* START *

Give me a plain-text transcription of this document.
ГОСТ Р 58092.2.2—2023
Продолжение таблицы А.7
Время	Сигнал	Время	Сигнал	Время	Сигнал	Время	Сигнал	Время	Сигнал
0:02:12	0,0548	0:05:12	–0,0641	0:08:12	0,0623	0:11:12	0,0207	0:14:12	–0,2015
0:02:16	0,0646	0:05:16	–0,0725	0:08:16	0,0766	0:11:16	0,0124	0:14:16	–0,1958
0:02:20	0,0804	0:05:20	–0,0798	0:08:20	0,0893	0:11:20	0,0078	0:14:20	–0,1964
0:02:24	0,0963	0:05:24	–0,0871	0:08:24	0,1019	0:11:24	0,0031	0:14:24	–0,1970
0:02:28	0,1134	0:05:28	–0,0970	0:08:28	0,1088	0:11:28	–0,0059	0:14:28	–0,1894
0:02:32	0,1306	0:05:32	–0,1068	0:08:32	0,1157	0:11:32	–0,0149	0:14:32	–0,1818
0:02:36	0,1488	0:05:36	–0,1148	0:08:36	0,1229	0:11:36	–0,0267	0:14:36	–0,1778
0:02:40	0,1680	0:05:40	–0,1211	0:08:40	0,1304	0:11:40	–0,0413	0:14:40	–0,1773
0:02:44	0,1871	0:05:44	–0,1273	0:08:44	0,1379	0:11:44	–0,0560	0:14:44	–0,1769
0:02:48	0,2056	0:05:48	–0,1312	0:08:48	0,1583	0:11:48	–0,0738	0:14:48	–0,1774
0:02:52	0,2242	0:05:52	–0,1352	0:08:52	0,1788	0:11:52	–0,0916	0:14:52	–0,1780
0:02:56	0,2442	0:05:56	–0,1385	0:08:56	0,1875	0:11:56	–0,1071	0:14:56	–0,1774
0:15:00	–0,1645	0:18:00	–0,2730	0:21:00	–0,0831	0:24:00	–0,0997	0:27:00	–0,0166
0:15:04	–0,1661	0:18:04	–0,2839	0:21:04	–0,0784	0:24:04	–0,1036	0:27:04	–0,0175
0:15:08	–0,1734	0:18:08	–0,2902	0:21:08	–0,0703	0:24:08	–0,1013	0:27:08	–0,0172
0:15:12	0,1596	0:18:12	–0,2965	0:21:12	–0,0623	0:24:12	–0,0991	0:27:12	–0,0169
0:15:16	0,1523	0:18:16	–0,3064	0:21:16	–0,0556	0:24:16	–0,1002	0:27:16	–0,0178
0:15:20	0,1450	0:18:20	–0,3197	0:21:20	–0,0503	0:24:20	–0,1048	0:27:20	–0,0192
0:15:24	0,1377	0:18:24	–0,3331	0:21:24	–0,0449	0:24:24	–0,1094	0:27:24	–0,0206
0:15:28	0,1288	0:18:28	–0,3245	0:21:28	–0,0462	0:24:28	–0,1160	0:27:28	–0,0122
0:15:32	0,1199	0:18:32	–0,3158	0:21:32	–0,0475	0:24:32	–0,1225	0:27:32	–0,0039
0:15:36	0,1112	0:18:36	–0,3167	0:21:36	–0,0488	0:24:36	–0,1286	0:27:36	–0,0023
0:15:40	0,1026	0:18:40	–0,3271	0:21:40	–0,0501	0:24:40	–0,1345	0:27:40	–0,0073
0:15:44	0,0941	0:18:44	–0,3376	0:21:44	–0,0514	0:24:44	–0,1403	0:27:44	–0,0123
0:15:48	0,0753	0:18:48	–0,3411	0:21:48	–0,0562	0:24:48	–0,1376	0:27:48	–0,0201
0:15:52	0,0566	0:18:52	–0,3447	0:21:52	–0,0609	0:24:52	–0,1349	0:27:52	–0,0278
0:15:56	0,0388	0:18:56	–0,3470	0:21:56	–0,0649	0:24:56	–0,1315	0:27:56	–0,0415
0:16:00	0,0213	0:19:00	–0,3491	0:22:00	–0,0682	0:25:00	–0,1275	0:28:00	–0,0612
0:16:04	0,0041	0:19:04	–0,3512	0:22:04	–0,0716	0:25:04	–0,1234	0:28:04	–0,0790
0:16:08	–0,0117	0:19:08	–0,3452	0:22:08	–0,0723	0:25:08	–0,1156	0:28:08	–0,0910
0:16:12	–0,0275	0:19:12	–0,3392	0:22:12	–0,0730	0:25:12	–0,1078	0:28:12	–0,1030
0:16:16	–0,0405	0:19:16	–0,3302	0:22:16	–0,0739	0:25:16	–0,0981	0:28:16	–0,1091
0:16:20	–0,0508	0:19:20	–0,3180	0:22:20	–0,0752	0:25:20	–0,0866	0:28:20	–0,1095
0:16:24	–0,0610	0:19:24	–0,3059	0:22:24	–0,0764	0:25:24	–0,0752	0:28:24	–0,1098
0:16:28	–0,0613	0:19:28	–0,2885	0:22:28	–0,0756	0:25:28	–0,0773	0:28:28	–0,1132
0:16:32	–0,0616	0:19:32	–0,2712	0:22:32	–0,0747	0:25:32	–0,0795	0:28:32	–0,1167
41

* END *

> _Goal_
Transcribe the whole listing with nothing added or left out.

> _Response to this task_
Give me a plain-text transcription of this document.
ГОСТ Р 58092.2.2—2023
Продолжение таблицы А.7
Время	Сигнал	Время	Сигнал	Время	Сигнал	Время	Сигнал	Время	Сигнал
0:02:12	0,0548	0:05:12	–0,0641	0:08:12	0,0623	0:11:12	0,0207	0:14:12	–0,2015
0:02:16	0,0646	0:05:16	–0,0725	0:08:16	0,0766	0:11:16	0,0124	0:14:16	–0,1958
0:02:20	0,0804	0:05:20	–0,0798	0:08:20	0,0893	0:11:20	0,0078	0:14:20	–0,1964
0:02:24	0,0963	0:05:24	–0,0871	0:08:24	0,1019	0:11:24	0,0031	0:14:24	–0,1970
0:02:28	0,1134	0:05:28	–0,0970	0:08:28	0,1088	0:11:28	–0,0059	0:14:28	–0,1894
0:02:32	0,1306	0:05:32	–0,1068	0:08:32	0,1157	0:11:32	–0,0149	0:14:32	–0,1818
0:02:36	0,1488	0:05:36	–0,1148	0:08:36	0,1229	0:11:36	–0,0267	0:14:36	–0,1778
0:02:40	0,1680	0:05:40	–0,1211	0:08:40	0,1304	0:11:40	–0,0413	0:14:40	–0,1773
0:02:44	0,1871	0:05:44	–0,1273	0:08:44	0,1379	0:11:44	–0,0560	0:14:44	–0,1769
0:02:48	0,2056	0:05:48	–0,1312	0:08:48	0,1583	0:11:48	–0,0738	0:14:48	–0,1774
0:02:52	0,2242	0:05:52	–0,1352	0:08:52	0,1788	0:11:52	–0,0916	0:14:52	–0,1780
0:02:56	0,2442	0:05:56	–0,1385	0:08:56	0,1875	0:11:56	–0,1071	0:14:56	–0,1774
0:15:00	–0,1645	0:18:00	–0,2730	0:21:00	–0,0831	0:24:00	–0,0997	0:27:00	–0,0166
0:15:04	–0,1661	0:18:04	–0,2839	0:21:04	–0,0784	0:24:04	–0,1036	0:27:04	–0,0175
0:15:08	–0,1734	0:18:08	–0,2902	0:21:08	–0,0703	0:24:08	–0,1013	0:27:08	–0,0172
0:15:12	0,1596	0:18:12	–0,2965	0:21:12	–0,0623	0:24:12	–0,0991	0:27:12	–0,0169
0:15:16	0,1523	0:18:16	–0,3064	0:21:16	–0,0556	0:24:16	–0,1002	0:27:16	–0,0178
0:15:20	0,1450	0:18:20	–0,3197	0:21:20	–0,0503	0:24:20	–0,1048	0:27:20	–0,0192
0:15:24	0,1377	0:18:24	–0,3331	0:21:24	–0,0449	0:24:24	–0,1094	0:27:24	–0,0206
0:15:28	0,1288	0:18:28	–0,3245	0:21:28	–0,0462	0:24:28	–0,1160	0:27:28	–0,0122
0:15:32	0,1199	0:18:32	–0,3158	0:21:32	–0,0475	0:24:32	–0,1225	0:27:32	–0,0039
0:15:36	0,1112	0:18:36	–0,3167	0:21:36	–0,0488	0:24:36	–0,1286	0:27:36	–0,0023
0:15:40	0,1026	0:18:40	–0,3271	0:21:40	–0,0501	0:24:40	–0,1345	0:27:40	–0,0073
0:15:44	0,0941	0:18:44	–0,3376	0:21:44	–0,0514	0:24:44	–0,1403	0:27:44	–0,0123
0:15:48	0,0753	0:18:48	–0,3411	0:21:48	–0,0562	0:24:48	–0,1376	0:27:48	–0,0201
0:15:52	0,0566	0:18:52	–0,3447	0:21:52	–0,0609	0:24:52	–0,1349	0:27:52	–0,0278
0:15:56	0,0388	0:18:56	–0,3470	0:21:56	–0,0649	0:24:56	–0,1315	0:27:56	–0,0415
0:16:00	0,0213	0:19:00	–0,3491	0:22:00	–0,0682	0:25:00	–0,1275	0:28:00	–0,0612
0:16:04	0,0041	0:19:04	–0,3512	0:22:04	–0,0716	0:25:04	–0,1234	0:28:04	–0,0790
0:16:08	–0,0117	0:19:08	–0,3452	0:22:08	–0,0723	0:25:08	–0,1156	0:28:08	–0,0910
0:16:12	–0,0275	0:19:12	–0,3392	0:22:12	–0,0730	0:25:12	–0,1078	0:28:12	–0,1030
0:16:16	–0,0405	0:19:16	–0,3302	0:22:16	–0,0739	0:25:16	–0,0981	0:28:16	–0,1091
0:16:20	–0,0508	0:19:20	–0,3180	0:22:20	–0,0752	0:25:20	–0,0866	0:28:20	–0,1095
0:16:24	–0,0610	0:19:24	–0,3059	0:22:24	–0,0764	0:25:24	–0,0752	0:28:24	–0,1098
0:16:28	–0,0613	0:19:28	–0,2885	0:22:28	–0,0756	0:25:28	–0,0773	0:28:28	–0,1132
0:16:32	–0,0616	0:19:32	–0,2712	0:22:32	–0,0747	0:25:32	–0,0795	0:28:32	–0,1167
41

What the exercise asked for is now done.